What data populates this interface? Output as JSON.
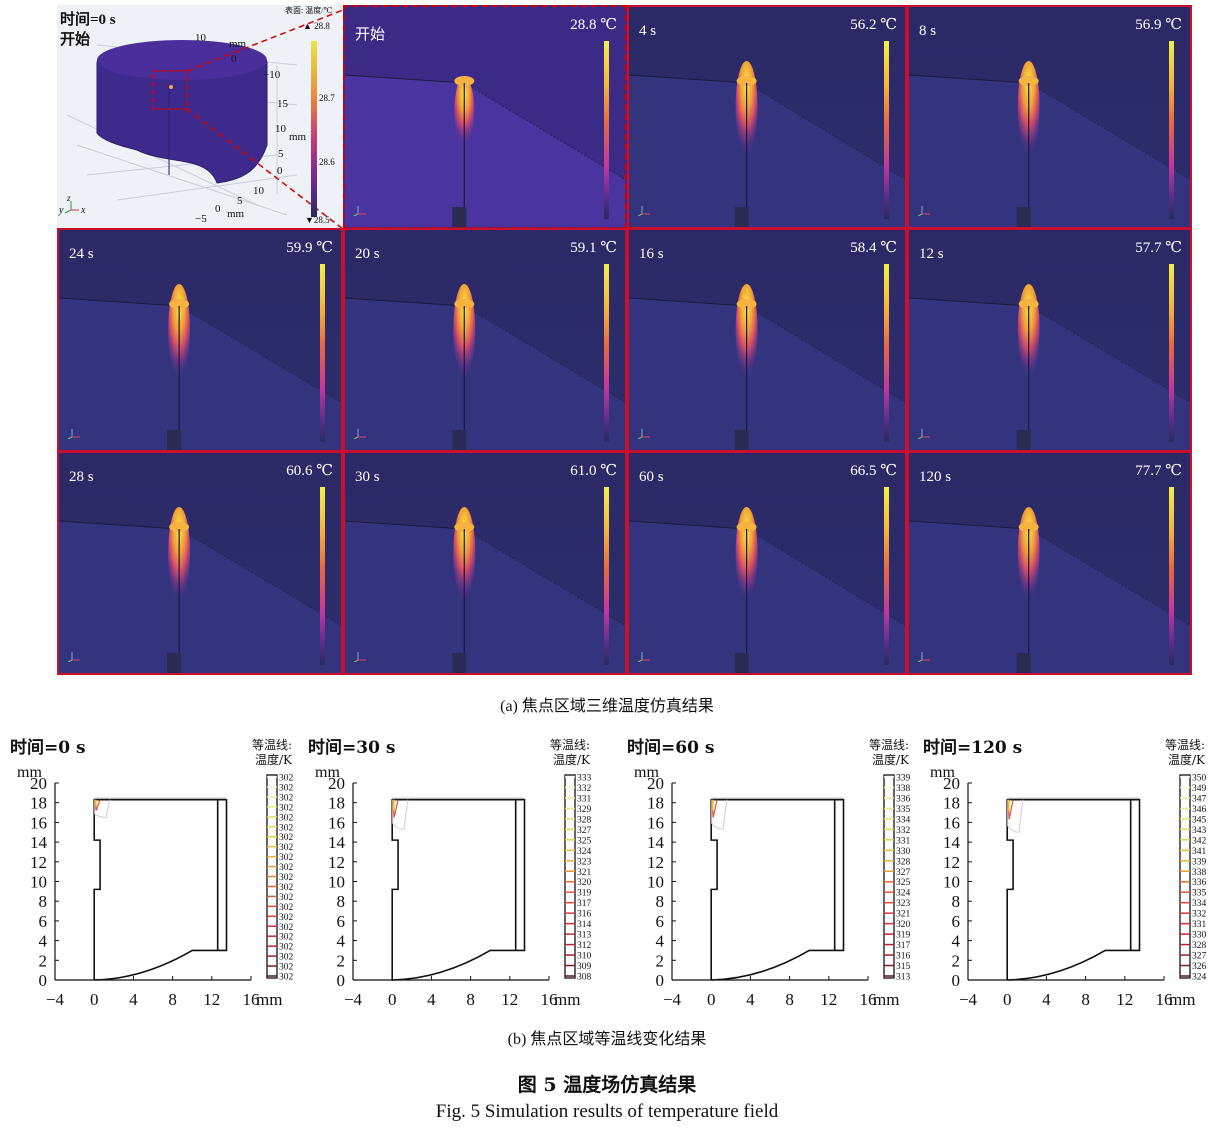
{
  "panel_a": {
    "caption": "(a) 焦点区域三维温度仿真结果",
    "overview": {
      "time_label": "时间=0 s",
      "state_label": "开始",
      "colorbar_title": "表面: 温度/℃",
      "colorbar_max": "▲ 28.8",
      "colorbar_ticks": [
        "28.7",
        "28.6"
      ],
      "colorbar_min": "▼28.5",
      "axis_labels": [
        "10",
        "mm",
        "0",
        "−10",
        "15",
        "10",
        "mm",
        "5",
        "0",
        "10",
        "5",
        "0",
        "mm",
        "−5"
      ],
      "triad": {
        "y": "y",
        "z": "z",
        "x": "x"
      }
    },
    "frames": [
      {
        "time": "开始",
        "max_temp": "28.8 ℃"
      },
      {
        "time": "4 s",
        "max_temp": "56.2 ℃"
      },
      {
        "time": "8 s",
        "max_temp": "56.9 ℃"
      },
      {
        "time": "24 s",
        "max_temp": "59.9 ℃"
      },
      {
        "time": "20 s",
        "max_temp": "59.1 ℃"
      },
      {
        "time": "16 s",
        "max_temp": "58.4 ℃"
      },
      {
        "time": "12 s",
        "max_temp": "57.7 ℃"
      },
      {
        "time": "28 s",
        "max_temp": "60.6 ℃"
      },
      {
        "time": "30 s",
        "max_temp": "61.0 ℃"
      },
      {
        "time": "60 s",
        "max_temp": "66.5 ℃"
      },
      {
        "time": "120 s",
        "max_temp": "77.7 ℃"
      }
    ],
    "colors": {
      "frame_border": "#c8102e",
      "dash": "#d40000"
    }
  },
  "panel_b": {
    "caption": "(b) 焦点区域等温线变化结果"
  },
  "figure": {
    "title_cn": "图 5  温度场仿真结果",
    "title_en": "Fig. 5  Simulation results of temperature field"
  },
  "chart_data": [
    {
      "type": "contour",
      "title": "时间=0 s",
      "ylabel": "mm",
      "xlabel": "mm",
      "xlim": [
        -4,
        16
      ],
      "ylim": [
        0,
        20
      ],
      "xticks": [
        "−4",
        "0",
        "4",
        "8",
        "12",
        "16"
      ],
      "yticks": [
        "0",
        "2",
        "4",
        "6",
        "8",
        "10",
        "12",
        "14",
        "16",
        "18",
        "20"
      ],
      "legend_title": [
        "等温线:",
        "温度/K"
      ],
      "legend_levels": [
        "302",
        "302",
        "302",
        "302",
        "302",
        "302",
        "302",
        "302",
        "302",
        "302",
        "302",
        "302",
        "302",
        "302",
        "302",
        "302",
        "302",
        "302",
        "302",
        "302",
        "302"
      ],
      "hot_zone_depth_mm": 1.8
    },
    {
      "type": "contour",
      "title": "时间=30 s",
      "ylabel": "mm",
      "xlabel": "mm",
      "xlim": [
        -4,
        16
      ],
      "ylim": [
        0,
        20
      ],
      "xticks": [
        "−4",
        "0",
        "4",
        "8",
        "12",
        "16"
      ],
      "yticks": [
        "0",
        "2",
        "4",
        "6",
        "8",
        "10",
        "12",
        "14",
        "16",
        "18",
        "20"
      ],
      "legend_title": [
        "等温线:",
        "温度/K"
      ],
      "legend_levels": [
        "333",
        "332",
        "331",
        "329",
        "328",
        "327",
        "325",
        "324",
        "323",
        "321",
        "320",
        "319",
        "317",
        "316",
        "314",
        "313",
        "312",
        "310",
        "309",
        "308"
      ],
      "hot_zone_depth_mm": 3.0
    },
    {
      "type": "contour",
      "title": "时间=60 s",
      "ylabel": "mm",
      "xlabel": "mm",
      "xlim": [
        -4,
        16
      ],
      "ylim": [
        0,
        20
      ],
      "xticks": [
        "−4",
        "0",
        "4",
        "8",
        "12",
        "16"
      ],
      "yticks": [
        "0",
        "2",
        "4",
        "6",
        "8",
        "10",
        "12",
        "14",
        "16",
        "18",
        "20"
      ],
      "legend_title": [
        "等温线:",
        "温度/K"
      ],
      "legend_levels": [
        "339",
        "338",
        "336",
        "335",
        "334",
        "332",
        "331",
        "330",
        "328",
        "327",
        "325",
        "324",
        "323",
        "321",
        "320",
        "319",
        "317",
        "316",
        "315",
        "313"
      ],
      "hot_zone_depth_mm": 3.0
    },
    {
      "type": "contour",
      "title": "时间=120 s",
      "ylabel": "mm",
      "xlabel": "mm",
      "xlim": [
        -4,
        16
      ],
      "ylim": [
        0,
        20
      ],
      "xticks": [
        "−4",
        "0",
        "4",
        "8",
        "12",
        "16"
      ],
      "yticks": [
        "0",
        "2",
        "4",
        "6",
        "8",
        "10",
        "12",
        "14",
        "16",
        "18",
        "20"
      ],
      "legend_title": [
        "等温线:",
        "温度/K"
      ],
      "legend_levels": [
        "350",
        "349",
        "347",
        "346",
        "345",
        "343",
        "342",
        "341",
        "339",
        "338",
        "336",
        "335",
        "334",
        "332",
        "331",
        "330",
        "328",
        "327",
        "326",
        "324"
      ],
      "hot_zone_depth_mm": 3.3
    }
  ]
}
※
● **Short problem**
Return each line with "caption".

● **Exercise response**
    "caption": "(a) 焦点区域三维温度仿真结果",
    "caption": "(b) 焦点区域等温线变化结果"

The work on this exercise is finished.